> _Supplied passage_:
================

Further, according to the aforementioned construction, a voice corresponding to the object-of-output character group is generated in synchronism with an operation of the pitch selector 50, and then, the pointer j designating the position of the object-of-output character group is incremented. Thus, once the voice is generated in response to the operation of the pitch selector 50, another character group of the position immediately succeeding the character group corresponding to the generated voice becomes the object of output. In this manner, the user can know a state of progression of the singing voices by listening to the voice having been output at the current time point. Thus, when the user operates any one of the buttons of the character selector 60a, the user can readily know for which lyrics character a voice can be generated next, i.e. which lyrics character can be voiced next. For example, if the user operates the backward character shift selection button Mcb so that the object-of-output character group is shifted backward by one position, the user can recognize that the character group corresponding to the currently output voice (or last-output voice of voices whose output has been completed) can be made the object-of-output character group again. In this way, the user can change the object-of-output character group by operating the character selector 60a on the basis of information acquired through the auditory sense, so that the user can more easily correct the object-of-output character group by a mere touching operation without relying on the sense of vision.

================

> _Information given_:

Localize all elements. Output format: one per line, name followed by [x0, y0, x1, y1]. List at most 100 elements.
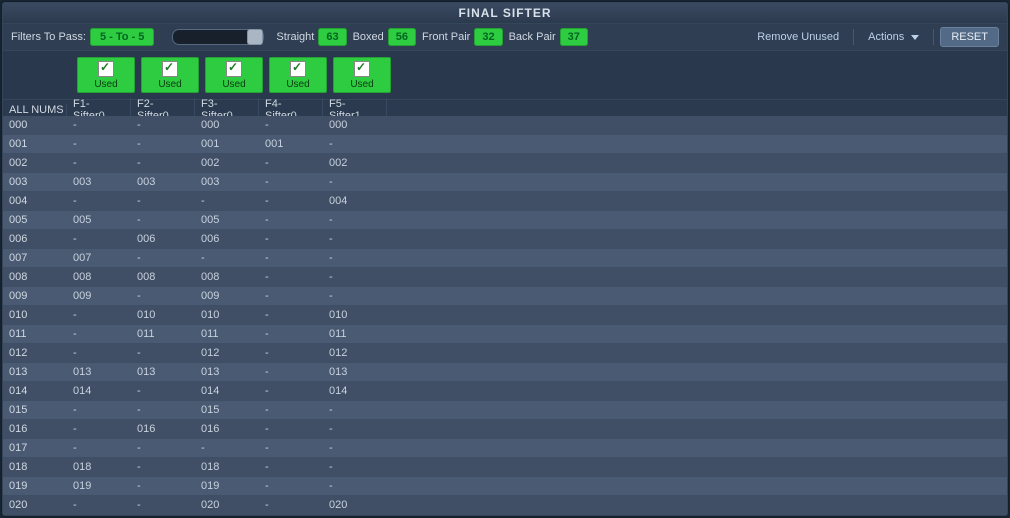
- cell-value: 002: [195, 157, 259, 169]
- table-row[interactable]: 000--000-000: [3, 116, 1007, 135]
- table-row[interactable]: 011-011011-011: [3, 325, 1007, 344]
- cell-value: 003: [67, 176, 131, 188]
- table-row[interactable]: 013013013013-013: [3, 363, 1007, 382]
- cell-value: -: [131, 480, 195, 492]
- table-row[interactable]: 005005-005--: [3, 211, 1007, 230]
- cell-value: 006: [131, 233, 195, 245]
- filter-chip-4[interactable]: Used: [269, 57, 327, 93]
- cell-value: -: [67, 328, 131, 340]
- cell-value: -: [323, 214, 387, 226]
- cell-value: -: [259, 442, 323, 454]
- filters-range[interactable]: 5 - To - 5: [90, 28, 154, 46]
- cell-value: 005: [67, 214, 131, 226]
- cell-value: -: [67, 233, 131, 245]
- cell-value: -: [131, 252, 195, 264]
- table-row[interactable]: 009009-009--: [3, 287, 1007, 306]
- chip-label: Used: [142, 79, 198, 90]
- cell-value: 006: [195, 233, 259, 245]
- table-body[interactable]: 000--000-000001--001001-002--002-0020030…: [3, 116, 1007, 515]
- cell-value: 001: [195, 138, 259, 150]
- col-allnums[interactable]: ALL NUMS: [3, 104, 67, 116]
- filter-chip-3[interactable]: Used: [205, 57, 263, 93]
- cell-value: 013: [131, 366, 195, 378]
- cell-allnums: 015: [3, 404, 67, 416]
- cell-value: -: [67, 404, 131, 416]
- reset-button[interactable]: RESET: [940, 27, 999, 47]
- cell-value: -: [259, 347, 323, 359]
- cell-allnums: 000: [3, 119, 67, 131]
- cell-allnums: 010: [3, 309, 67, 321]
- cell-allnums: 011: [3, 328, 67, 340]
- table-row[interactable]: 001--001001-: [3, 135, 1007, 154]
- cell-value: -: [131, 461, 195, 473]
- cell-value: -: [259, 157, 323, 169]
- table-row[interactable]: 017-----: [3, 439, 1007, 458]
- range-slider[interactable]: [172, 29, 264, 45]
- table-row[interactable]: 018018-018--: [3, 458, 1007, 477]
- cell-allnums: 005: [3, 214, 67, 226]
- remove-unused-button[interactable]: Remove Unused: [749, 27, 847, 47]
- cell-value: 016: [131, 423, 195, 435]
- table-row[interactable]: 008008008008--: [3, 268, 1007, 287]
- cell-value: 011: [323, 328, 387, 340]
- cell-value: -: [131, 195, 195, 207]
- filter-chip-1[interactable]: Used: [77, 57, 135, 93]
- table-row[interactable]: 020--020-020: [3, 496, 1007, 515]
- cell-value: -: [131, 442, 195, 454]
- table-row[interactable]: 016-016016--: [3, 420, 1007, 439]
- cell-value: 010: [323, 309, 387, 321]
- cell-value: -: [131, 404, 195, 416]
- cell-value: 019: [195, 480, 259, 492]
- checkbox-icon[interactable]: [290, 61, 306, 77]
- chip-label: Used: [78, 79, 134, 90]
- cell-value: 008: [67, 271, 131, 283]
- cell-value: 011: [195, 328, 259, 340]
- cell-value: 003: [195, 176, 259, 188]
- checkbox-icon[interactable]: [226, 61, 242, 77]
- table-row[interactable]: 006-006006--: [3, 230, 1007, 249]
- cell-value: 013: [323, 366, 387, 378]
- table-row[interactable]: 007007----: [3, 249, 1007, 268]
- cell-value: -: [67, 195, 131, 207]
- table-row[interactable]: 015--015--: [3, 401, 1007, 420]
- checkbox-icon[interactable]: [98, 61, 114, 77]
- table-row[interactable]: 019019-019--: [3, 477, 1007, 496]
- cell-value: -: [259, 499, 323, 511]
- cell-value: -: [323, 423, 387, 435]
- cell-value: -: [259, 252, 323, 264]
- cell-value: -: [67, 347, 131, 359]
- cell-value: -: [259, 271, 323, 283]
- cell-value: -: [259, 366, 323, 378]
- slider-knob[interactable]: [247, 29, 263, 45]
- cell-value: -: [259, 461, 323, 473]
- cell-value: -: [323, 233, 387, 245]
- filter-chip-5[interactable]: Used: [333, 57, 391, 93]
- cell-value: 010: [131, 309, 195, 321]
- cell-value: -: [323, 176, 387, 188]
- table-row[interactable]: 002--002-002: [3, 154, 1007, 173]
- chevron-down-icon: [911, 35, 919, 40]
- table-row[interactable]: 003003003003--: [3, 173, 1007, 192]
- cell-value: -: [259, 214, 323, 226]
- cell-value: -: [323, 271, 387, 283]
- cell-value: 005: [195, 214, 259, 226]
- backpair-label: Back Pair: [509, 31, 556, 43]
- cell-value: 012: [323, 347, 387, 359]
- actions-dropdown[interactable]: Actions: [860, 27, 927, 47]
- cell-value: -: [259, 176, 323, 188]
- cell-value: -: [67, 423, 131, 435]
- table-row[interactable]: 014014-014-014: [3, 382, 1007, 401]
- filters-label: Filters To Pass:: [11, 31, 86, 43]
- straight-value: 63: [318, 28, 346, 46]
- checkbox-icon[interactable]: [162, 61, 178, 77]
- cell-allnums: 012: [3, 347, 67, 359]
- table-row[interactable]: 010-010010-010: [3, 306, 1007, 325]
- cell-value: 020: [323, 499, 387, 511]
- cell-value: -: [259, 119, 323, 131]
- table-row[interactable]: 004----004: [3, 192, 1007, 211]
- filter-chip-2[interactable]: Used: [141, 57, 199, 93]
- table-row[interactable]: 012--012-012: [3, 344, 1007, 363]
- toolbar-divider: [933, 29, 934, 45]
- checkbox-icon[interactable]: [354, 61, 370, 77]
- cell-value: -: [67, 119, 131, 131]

================

> _Directive_: Extend the passage on voicing lyrics characters with the pitch selector and character selector, picking up right after its final sentence.

> _Answer for the task_:
(9) Voice Control Process

Further, the instant embodiment is configured to be capable of controlling a characteristic (e.g., adjusting a pitch) of a voice to be generated in response to the user operating the voice control operator 60b in order to enhance the performance of the keyboard musical instrument 10 as a musical instrument. More specifically, once the voice control operator 60b is operated with a finger of the user during generation of a voice responsive to an operation of the pitch selector 50, the CPU 20 acquires a touching contact position of the finger on the voice control operator 60b and also acquires a correction amount associated in advance with the contact position. Then, the CPU 20 controls a characteristic (any one of pitch, volume, color, etc.) of the currently generated voice in accordance with the correction amount.
Fig. 4A shows an example of the voice control process which is performed by the CPU 20 in accordance with the voice generation program 30a and in which a pitch is adjusted in response to an operation of the voice control operator 60b. This voice control process is started once the voice control operator 60b is operated (i.e., once a user's finger contacts the voice control operator 60b). In the voice control process, the CPU 20 first determines at step S300 whether any voice is currently being generated. For example, the CPU 20 determines that a voice is currently being generated, for a period from a time when a signal indicating that a pitch-designating depression operation has been performed is output from the pitch selector 50 to a time immediately before a signal indicating the pitch-designating depression operation has been terminated is output. If no voice is currently being generated as determined at step S300, the CPU 20 ends the voice control process, because there is no voice that becomes an object of control.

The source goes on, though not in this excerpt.